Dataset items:
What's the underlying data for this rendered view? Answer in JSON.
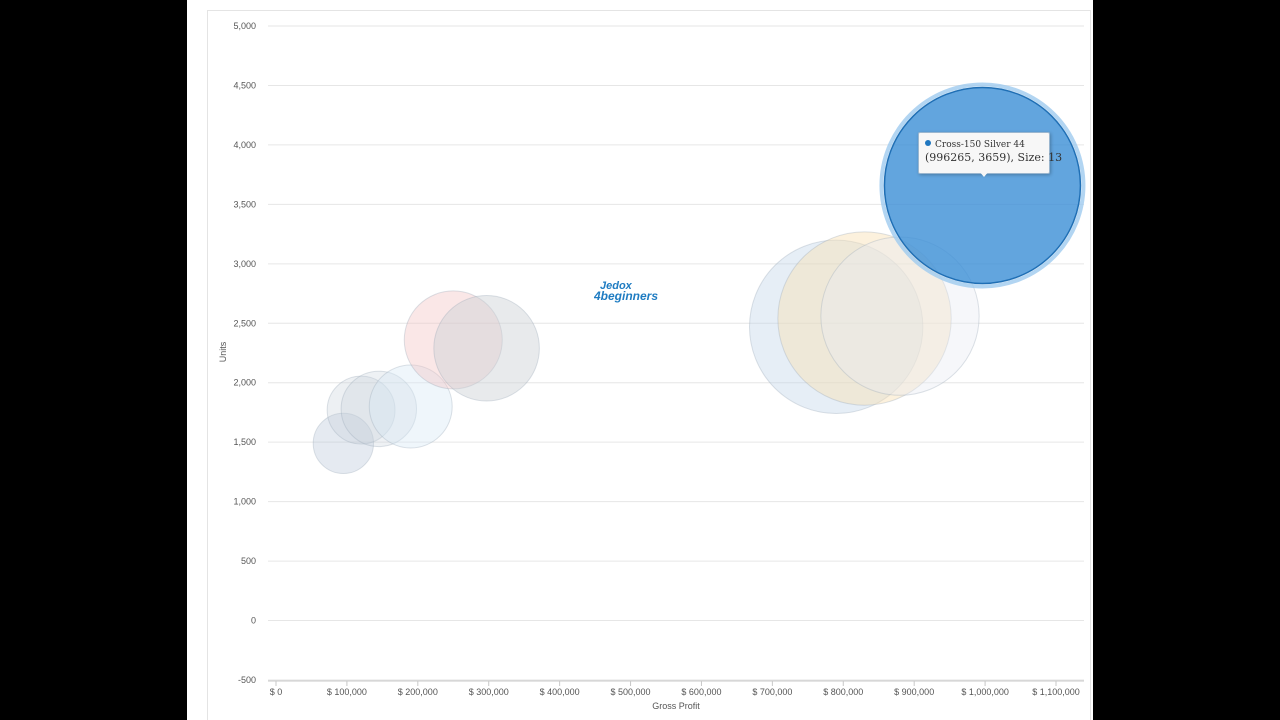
{
  "colors": {
    "background": "#000000",
    "page": "#ffffff",
    "grid": "#e6e6e6",
    "highlight": "#3b8fd6"
  },
  "watermark": {
    "line1": "Jedox",
    "line2": "4beginners"
  },
  "tooltip": {
    "series": "Cross-150 Silver 44",
    "text": "(996265, 3659), Size: 13"
  },
  "chart_data": {
    "type": "scatter",
    "variant": "bubble",
    "xlabel": "Gross Profit",
    "ylabel": "Units",
    "xlim": [
      0,
      1100000
    ],
    "ylim": [
      -500,
      5000
    ],
    "x_ticks": [
      0,
      100000,
      200000,
      300000,
      400000,
      500000,
      600000,
      700000,
      800000,
      900000,
      1000000,
      1100000
    ],
    "x_tick_labels": [
      "$ 0",
      "$ 100,000",
      "$ 200,000",
      "$ 300,000",
      "$ 400,000",
      "$ 500,000",
      "$ 600,000",
      "$ 700,000",
      "$ 800,000",
      "$ 900,000",
      "$ 1,000,000",
      "$ 1,100,000"
    ],
    "y_ticks": [
      -500,
      0,
      500,
      1000,
      1500,
      2000,
      2500,
      3000,
      3500,
      4000,
      4500,
      5000
    ],
    "y_tick_labels": [
      "-500",
      "0",
      "500",
      "1,000",
      "1,500",
      "2,000",
      "2,500",
      "3,000",
      "3,500",
      "4,000",
      "4,500",
      "5,000"
    ],
    "grid": true,
    "legend": "none",
    "points": [
      {
        "x": 95000,
        "y": 1490,
        "size": 4,
        "color": "#b4c3d6",
        "opacity": 0.35
      },
      {
        "x": 120000,
        "y": 1770,
        "size": 4.5,
        "color": "#c3ccd8",
        "opacity": 0.3
      },
      {
        "x": 145000,
        "y": 1780,
        "size": 5,
        "color": "#c8d0da",
        "opacity": 0.3
      },
      {
        "x": 190000,
        "y": 1800,
        "size": 5.5,
        "color": "#d8e8f5",
        "opacity": 0.4
      },
      {
        "x": 250000,
        "y": 2360,
        "size": 6.5,
        "color": "#f3c4c4",
        "opacity": 0.4
      },
      {
        "x": 297000,
        "y": 2290,
        "size": 7,
        "color": "#cdd0d5",
        "opacity": 0.45
      },
      {
        "x": 790000,
        "y": 2470,
        "size": 11.5,
        "color": "#b8cde4",
        "opacity": 0.35
      },
      {
        "x": 830000,
        "y": 2540,
        "size": 11.5,
        "color": "#f8dfb4",
        "opacity": 0.45
      },
      {
        "x": 880000,
        "y": 2560,
        "size": 10.5,
        "color": "#e8ebf3",
        "opacity": 0.4
      },
      {
        "x": 996265,
        "y": 3659,
        "size": 13,
        "color": "#3b8fd6",
        "opacity": 0.8,
        "highlighted": true,
        "name": "Cross-150 Silver 44"
      }
    ]
  }
}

• YOUR TASK
Reproduce all of the material exactly, apart from the pictures.

• SOLUTION TO THIS EXERCISE
What's the underlying data for this rendered view? Answer in JSON.
{
  "colors": {
    "background": "#000000",
    "page": "#ffffff",
    "grid": "#e6e6e6",
    "highlight": "#3b8fd6"
  },
  "watermark": {
    "line1": "Jedox",
    "line2": "4beginners"
  },
  "tooltip": {
    "series": "Cross-150 Silver 44",
    "text": "(996265, 3659), Size: 13"
  },
  "chart_data": {
    "type": "scatter",
    "variant": "bubble",
    "xlabel": "Gross Profit",
    "ylabel": "Units",
    "xlim": [
      0,
      1100000
    ],
    "ylim": [
      -500,
      5000
    ],
    "x_ticks": [
      0,
      100000,
      200000,
      300000,
      400000,
      500000,
      600000,
      700000,
      800000,
      900000,
      1000000,
      1100000
    ],
    "x_tick_labels": [
      "$ 0",
      "$ 100,000",
      "$ 200,000",
      "$ 300,000",
      "$ 400,000",
      "$ 500,000",
      "$ 600,000",
      "$ 700,000",
      "$ 800,000",
      "$ 900,000",
      "$ 1,000,000",
      "$ 1,100,000"
    ],
    "y_ticks": [
      -500,
      0,
      500,
      1000,
      1500,
      2000,
      2500,
      3000,
      3500,
      4000,
      4500,
      5000
    ],
    "y_tick_labels": [
      "-500",
      "0",
      "500",
      "1,000",
      "1,500",
      "2,000",
      "2,500",
      "3,000",
      "3,500",
      "4,000",
      "4,500",
      "5,000"
    ],
    "grid": true,
    "legend": "none",
    "points": [
      {
        "x": 95000,
        "y": 1490,
        "size": 4,
        "color": "#b4c3d6",
        "opacity": 0.35
      },
      {
        "x": 120000,
        "y": 1770,
        "size": 4.5,
        "color": "#c3ccd8",
        "opacity": 0.3
      },
      {
        "x": 145000,
        "y": 1780,
        "size": 5,
        "color": "#c8d0da",
        "opacity": 0.3
      },
      {
        "x": 190000,
        "y": 1800,
        "size": 5.5,
        "color": "#d8e8f5",
        "opacity": 0.4
      },
      {
        "x": 250000,
        "y": 2360,
        "size": 6.5,
        "color": "#f3c4c4",
        "opacity": 0.4
      },
      {
        "x": 297000,
        "y": 2290,
        "size": 7,
        "color": "#cdd0d5",
        "opacity": 0.45
      },
      {
        "x": 790000,
        "y": 2470,
        "size": 11.5,
        "color": "#b8cde4",
        "opacity": 0.35
      },
      {
        "x": 830000,
        "y": 2540,
        "size": 11.5,
        "color": "#f8dfb4",
        "opacity": 0.45
      },
      {
        "x": 880000,
        "y": 2560,
        "size": 10.5,
        "color": "#e8ebf3",
        "opacity": 0.4
      },
      {
        "x": 996265,
        "y": 3659,
        "size": 13,
        "color": "#3b8fd6",
        "opacity": 0.8,
        "highlighted": true,
        "name": "Cross-150 Silver 44"
      }
    ]
  }
}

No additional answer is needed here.